Because we were already heavily relying on queues (Amazon SQS in this instance), I decided to add an S3 event that would invoke a Lambda function each time a file was added. When the Lambda function was invoked and received the event payload from S3, we simply pushed a message on to the queue that conformed to what Laravel was expecting (I discussed this in the previous post).

Basically, the message needs to have a job and data key and the job needs to be the fully-qualified name of the job in your Laravel application.

I had a job named App\Jobs\CsvAddedToS3 and we passed the path (S3 events refer to this as the prefix) in the data along with the stand that generated the file. Once the queue worker picked up the message and handed it to the job, using the path to CSV, the AWS SDK is used to generate a signed URL and an event is broadcasted (App\Events\S3CsvAdded)that includes the signed URL and the stand ID.

--------

Task to carry out
Write out the passage on S3 events and Laravel queues word for word, starting at "Because we were" and ending at "the previous post).". Work only from the passage on S3 events and Laravel queues.

Supplied material

--------

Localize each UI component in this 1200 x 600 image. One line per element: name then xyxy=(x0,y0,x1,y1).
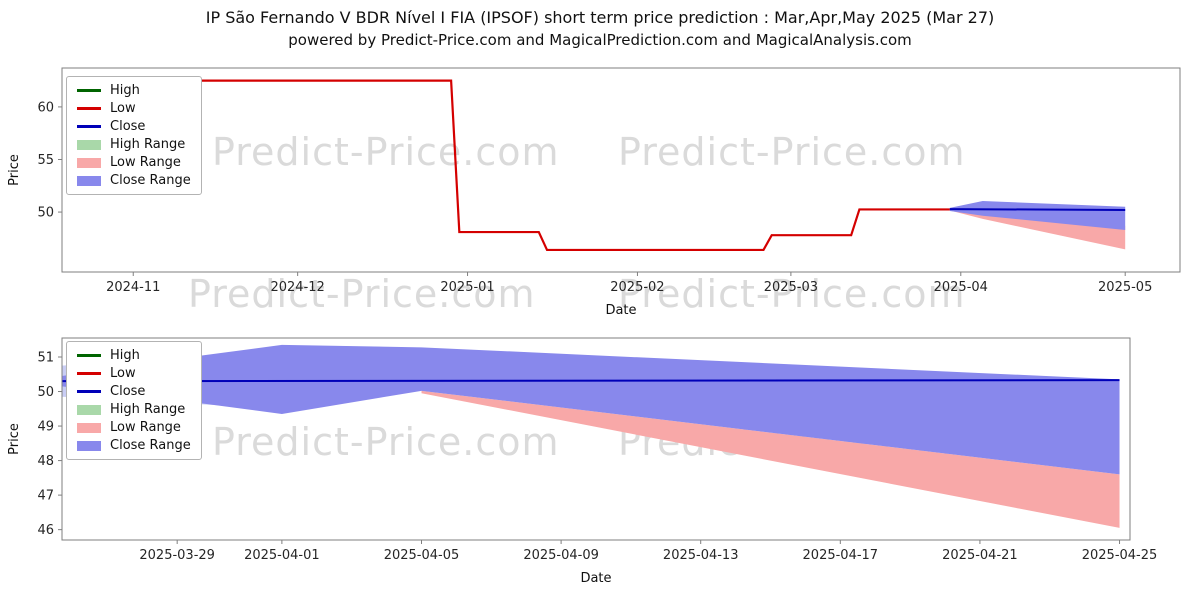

--------

Task solution
Because we were already heavily relying on queues (Amazon SQS in this instance), I decided to add an S3 event that would invoke a Lambda function each time a file was added. When the Lambda function was invoked and received the event payload from S3, we simply pushed a message on to the queue that conformed to what Laravel was expecting (I discussed this in the previous post).